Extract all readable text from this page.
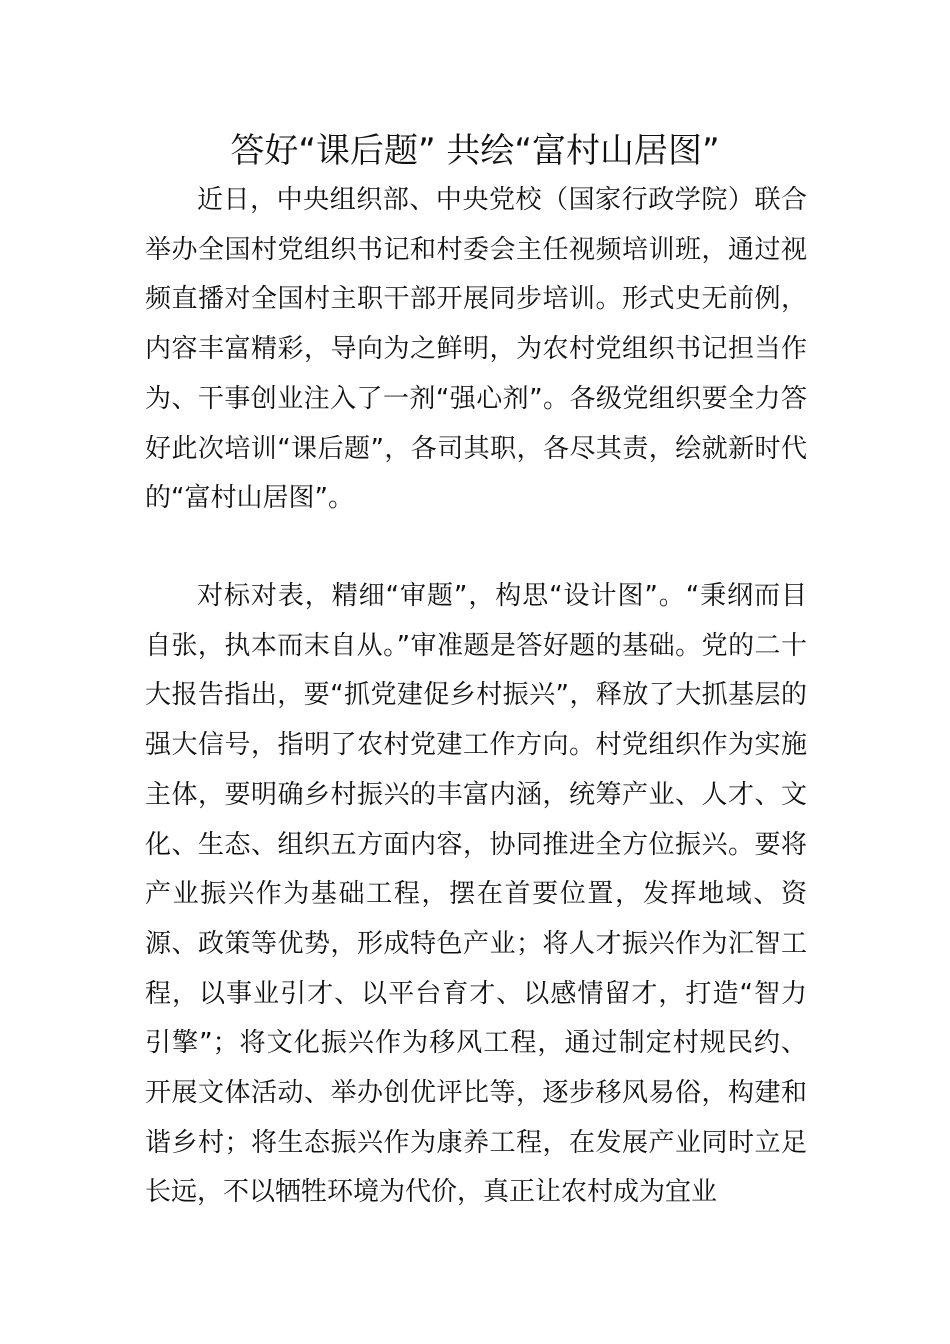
答好“课后题” 共绘“富村山居图”

近日，中央组织部、中央党校（国家行政学院）联合举办全国村党组织书记和村委会主任视频培训班，通过视频直播对全国村主职干部开展同步培训。形式史无前例，内容丰富精彩，导向为之鲜明，为农村党组织书记担当作为、干事创业注入了一剂“强心剂”。各级党组织要全力答好此次培训“课后题”，各司其职，各尽其责，绘就新时代的“富村山居图”。

对标对表，精细“审题”，构思“设计图”。“秉纲而目自张，执本而末自从。”审准题是答好题的基础。党的二十大报告指出，要“抓党建促乡村振兴”，释放了大抓基层的强大信号，指明了农村党建工作方向。村党组织作为实施主体，要明确乡村振兴的丰富内涵，统筹产业、人才、文化、生态、组织五方面内容，协同推进全方位振兴。要将产业振兴作为基础工程，摆在首要位置，发挥地域、资源、政策等优势，形成特色产业；将人才振兴作为汇智工程，以事业引才、以平台育才、以感情留才，打造“智力引擎”；将文化振兴作为移风工程，通过制定村规民约、开展文体活动、举办创优评比等，逐步移风易俗，构建和谐乡村；将生态振兴作为康养工程，在发展产业同时立足长远，不以牺牲环境为代价，真正让农村成为宜业
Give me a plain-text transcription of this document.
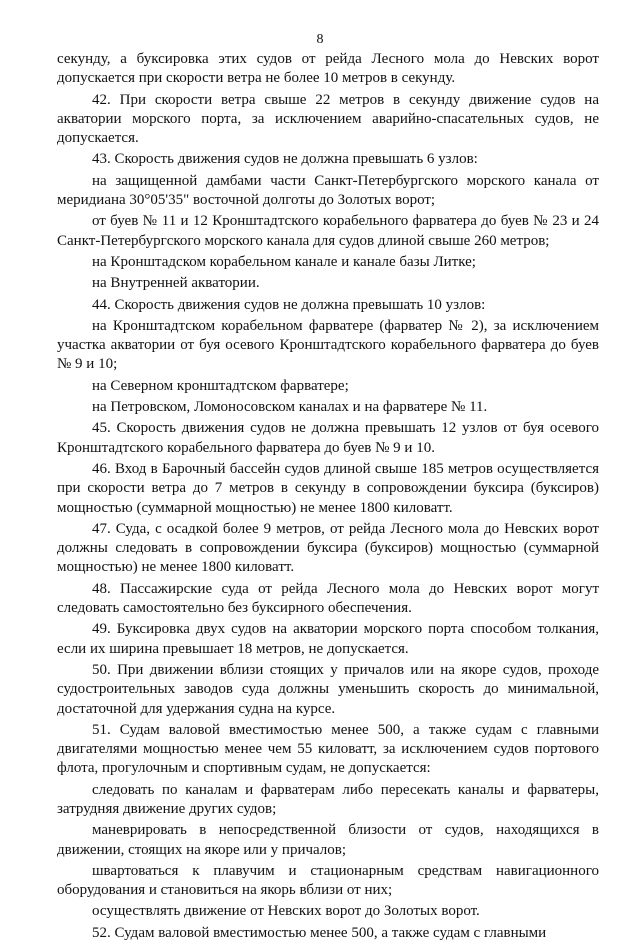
8

секунду, а буксировка этих судов от рейда Лесного мола до Невских ворот допускается при скорости ветра не более 10 метров в секунду.

42. При скорости ветра свыше 22 метров в секунду движение судов на акватории морского порта, за исключением аварийно-спасательных судов, не допускается.

43. Скорость движения судов не должна превышать 6 узлов:

на защищенной дамбами части Санкт-Петербургского морского канала от меридиана 30°05'35" восточной долготы до Золотых ворот;

от буев № 11 и 12 Кронштадтского корабельного фарватера до буев № 23 и 24 Санкт-Петербургского морского канала для судов длиной свыше 260 метров;

на Кронштадском корабельном канале и канале базы Литке;

на Внутренней акватории.

44. Скорость движения судов не должна превышать 10 узлов:

на Кронштадтском корабельном фарватере (фарватер № 2), за исключением участка акватории от буя осевого Кронштадтского корабельного фарватера до буев № 9 и 10;

на Северном кронштадтском фарватере;

на Петровском, Ломоносовском каналах и на фарватере № 11.

45. Скорость движения судов не должна превышать 12 узлов от буя осевого Кронштадтского корабельного фарватера до буев № 9 и 10.

46. Вход в Барочный бассейн судов длиной свыше 185 метров осуществляется при скорости ветра до 7 метров в секунду в сопровождении буксира (буксиров) мощностью (суммарной мощностью) не менее 1800 киловатт.

47. Суда, с осадкой более 9 метров, от рейда Лесного мола до Невских ворот должны следовать в сопровождении буксира (буксиров) мощностью (суммарной мощностью) не менее 1800 киловатт.

48. Пассажирские суда от рейда Лесного мола до Невских ворот могут следовать самостоятельно без буксирного обеспечения.

49. Буксировка двух судов на акватории морского порта способом толкания, если их ширина превышает 18 метров, не допускается.

50. При движении вблизи стоящих у причалов или на якоре судов, проходе судостроительных заводов суда должны уменьшить скорость до минимальной, достаточной для удержания судна на курсе.

51. Судам валовой вместимостью менее 500, а также судам с главными двигателями мощностью менее чем 55 киловатт, за исключением судов портового флота, прогулочным и спортивным судам, не допускается:

следовать по каналам и фарватерам либо пересекать каналы и фарватеры, затрудняя движение других судов;

маневрировать в непосредственной близости от судов, находящихся в движении, стоящих на якоре или у причалов;

швартоваться к плавучим и стационарным средствам навигационного оборудования и становиться на якорь вблизи от них;

осуществлять движение от Невских ворот до Золотых ворот.

52. Судам валовой вместимостью менее 500, а также судам с главными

Instruction: Find out how many lines in the listing contain the string "буксира". Give the number alone.

Finished exercise: 2